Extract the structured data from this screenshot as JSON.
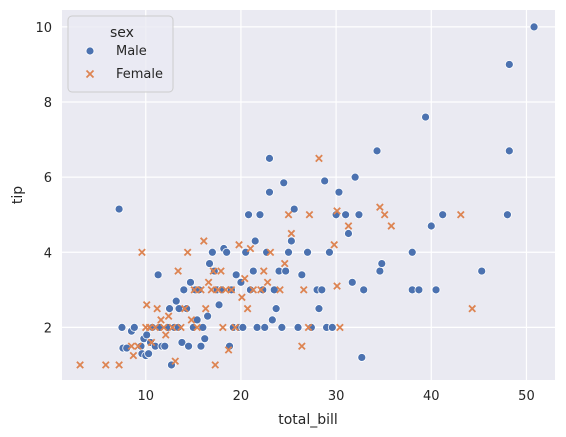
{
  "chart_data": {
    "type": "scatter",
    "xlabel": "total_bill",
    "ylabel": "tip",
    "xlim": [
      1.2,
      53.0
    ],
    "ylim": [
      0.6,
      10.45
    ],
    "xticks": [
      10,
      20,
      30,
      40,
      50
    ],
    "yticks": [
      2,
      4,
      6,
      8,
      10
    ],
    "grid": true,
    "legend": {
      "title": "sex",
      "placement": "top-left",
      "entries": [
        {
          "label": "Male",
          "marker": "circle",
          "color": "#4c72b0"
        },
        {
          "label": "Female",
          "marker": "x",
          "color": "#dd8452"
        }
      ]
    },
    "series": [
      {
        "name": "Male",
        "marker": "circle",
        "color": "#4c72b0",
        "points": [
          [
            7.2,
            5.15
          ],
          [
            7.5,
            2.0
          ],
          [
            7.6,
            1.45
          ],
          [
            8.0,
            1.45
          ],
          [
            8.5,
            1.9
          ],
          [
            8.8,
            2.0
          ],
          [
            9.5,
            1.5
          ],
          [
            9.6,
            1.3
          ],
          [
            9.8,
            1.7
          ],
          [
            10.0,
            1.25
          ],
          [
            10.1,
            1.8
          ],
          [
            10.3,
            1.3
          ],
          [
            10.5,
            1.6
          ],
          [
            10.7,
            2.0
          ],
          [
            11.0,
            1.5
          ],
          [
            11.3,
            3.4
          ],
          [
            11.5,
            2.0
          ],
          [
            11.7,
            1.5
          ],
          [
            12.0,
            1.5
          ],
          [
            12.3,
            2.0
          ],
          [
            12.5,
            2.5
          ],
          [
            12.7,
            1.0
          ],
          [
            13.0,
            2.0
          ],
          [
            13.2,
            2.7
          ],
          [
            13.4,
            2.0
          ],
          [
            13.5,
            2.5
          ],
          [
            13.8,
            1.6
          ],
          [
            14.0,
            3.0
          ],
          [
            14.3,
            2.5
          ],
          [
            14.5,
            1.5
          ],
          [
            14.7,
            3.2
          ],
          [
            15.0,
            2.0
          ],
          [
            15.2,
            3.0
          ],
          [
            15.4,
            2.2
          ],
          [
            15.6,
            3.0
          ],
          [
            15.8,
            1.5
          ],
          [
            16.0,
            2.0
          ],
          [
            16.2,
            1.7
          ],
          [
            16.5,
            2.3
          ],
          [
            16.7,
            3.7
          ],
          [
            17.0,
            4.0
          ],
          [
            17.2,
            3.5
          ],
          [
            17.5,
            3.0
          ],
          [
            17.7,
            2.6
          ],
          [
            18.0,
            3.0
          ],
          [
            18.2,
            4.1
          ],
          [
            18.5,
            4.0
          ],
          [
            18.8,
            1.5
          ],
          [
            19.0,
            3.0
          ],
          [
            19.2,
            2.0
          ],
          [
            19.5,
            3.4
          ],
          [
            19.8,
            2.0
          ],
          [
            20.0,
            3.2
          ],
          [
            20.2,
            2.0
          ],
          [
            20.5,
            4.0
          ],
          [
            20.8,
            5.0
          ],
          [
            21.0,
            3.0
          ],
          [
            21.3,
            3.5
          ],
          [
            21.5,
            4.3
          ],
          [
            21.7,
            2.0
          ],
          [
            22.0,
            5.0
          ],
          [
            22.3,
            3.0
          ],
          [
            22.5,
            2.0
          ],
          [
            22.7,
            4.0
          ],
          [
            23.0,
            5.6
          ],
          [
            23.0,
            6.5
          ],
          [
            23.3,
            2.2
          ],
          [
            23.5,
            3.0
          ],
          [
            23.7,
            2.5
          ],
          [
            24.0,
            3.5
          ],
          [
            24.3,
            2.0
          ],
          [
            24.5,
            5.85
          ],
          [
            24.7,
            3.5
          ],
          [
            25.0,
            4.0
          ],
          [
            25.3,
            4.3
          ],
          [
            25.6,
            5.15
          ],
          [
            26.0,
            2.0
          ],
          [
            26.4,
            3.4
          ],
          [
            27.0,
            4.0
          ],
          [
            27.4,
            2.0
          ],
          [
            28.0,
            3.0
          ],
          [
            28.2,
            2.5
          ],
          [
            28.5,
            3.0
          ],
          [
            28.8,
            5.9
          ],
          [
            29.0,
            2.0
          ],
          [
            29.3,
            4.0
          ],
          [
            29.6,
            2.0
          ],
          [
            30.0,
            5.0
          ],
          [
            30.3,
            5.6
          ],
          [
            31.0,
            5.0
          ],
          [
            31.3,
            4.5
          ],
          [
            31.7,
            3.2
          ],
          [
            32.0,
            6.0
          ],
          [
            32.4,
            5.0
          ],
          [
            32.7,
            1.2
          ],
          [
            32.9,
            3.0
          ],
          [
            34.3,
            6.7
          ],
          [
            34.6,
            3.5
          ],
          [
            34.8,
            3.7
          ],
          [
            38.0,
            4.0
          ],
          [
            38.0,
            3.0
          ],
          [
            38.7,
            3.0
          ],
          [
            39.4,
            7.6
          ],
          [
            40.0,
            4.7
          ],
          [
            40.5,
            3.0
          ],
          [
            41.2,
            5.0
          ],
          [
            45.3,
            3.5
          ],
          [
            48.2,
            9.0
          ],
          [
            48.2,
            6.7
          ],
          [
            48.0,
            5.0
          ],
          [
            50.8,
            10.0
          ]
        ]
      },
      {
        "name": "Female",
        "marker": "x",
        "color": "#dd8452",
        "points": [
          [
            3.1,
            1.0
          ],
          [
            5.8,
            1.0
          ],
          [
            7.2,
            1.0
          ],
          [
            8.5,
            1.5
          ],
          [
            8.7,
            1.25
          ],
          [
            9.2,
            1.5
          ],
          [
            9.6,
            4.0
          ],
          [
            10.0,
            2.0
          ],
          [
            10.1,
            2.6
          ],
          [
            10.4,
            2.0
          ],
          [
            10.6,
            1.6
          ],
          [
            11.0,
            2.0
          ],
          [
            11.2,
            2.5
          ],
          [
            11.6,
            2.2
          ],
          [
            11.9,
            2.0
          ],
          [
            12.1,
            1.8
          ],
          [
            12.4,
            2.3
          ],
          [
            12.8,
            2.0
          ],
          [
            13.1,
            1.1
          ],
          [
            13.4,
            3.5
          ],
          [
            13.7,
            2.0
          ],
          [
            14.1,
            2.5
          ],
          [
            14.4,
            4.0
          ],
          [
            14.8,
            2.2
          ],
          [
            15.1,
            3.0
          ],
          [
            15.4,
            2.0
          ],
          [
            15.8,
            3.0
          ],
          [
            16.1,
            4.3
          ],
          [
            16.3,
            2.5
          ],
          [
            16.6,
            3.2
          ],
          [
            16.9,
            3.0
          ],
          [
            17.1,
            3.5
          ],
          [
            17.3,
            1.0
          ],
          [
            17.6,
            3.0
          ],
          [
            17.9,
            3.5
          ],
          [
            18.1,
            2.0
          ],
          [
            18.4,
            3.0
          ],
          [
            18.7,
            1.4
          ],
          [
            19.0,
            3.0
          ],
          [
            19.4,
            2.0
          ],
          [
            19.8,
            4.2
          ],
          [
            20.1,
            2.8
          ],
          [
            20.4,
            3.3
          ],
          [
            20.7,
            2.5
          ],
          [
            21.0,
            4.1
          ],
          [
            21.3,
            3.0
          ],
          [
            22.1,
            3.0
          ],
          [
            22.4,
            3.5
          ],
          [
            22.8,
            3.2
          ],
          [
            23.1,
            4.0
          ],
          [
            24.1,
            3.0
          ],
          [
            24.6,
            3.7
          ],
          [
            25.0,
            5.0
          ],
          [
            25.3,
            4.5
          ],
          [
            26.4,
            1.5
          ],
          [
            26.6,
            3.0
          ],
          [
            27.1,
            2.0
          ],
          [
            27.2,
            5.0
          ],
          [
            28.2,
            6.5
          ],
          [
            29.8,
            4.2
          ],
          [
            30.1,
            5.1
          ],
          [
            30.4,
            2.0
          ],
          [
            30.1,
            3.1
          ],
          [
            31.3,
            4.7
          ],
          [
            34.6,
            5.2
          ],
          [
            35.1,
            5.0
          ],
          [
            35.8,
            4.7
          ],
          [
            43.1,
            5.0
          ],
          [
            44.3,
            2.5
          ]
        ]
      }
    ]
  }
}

THE PROBLEM: Report every line in the data above in which the word "marker" appears.

CORRECT ANSWER:
          "marker": "circle",
          "marker": "x",
        "marker": "circle",
        "marker": "x",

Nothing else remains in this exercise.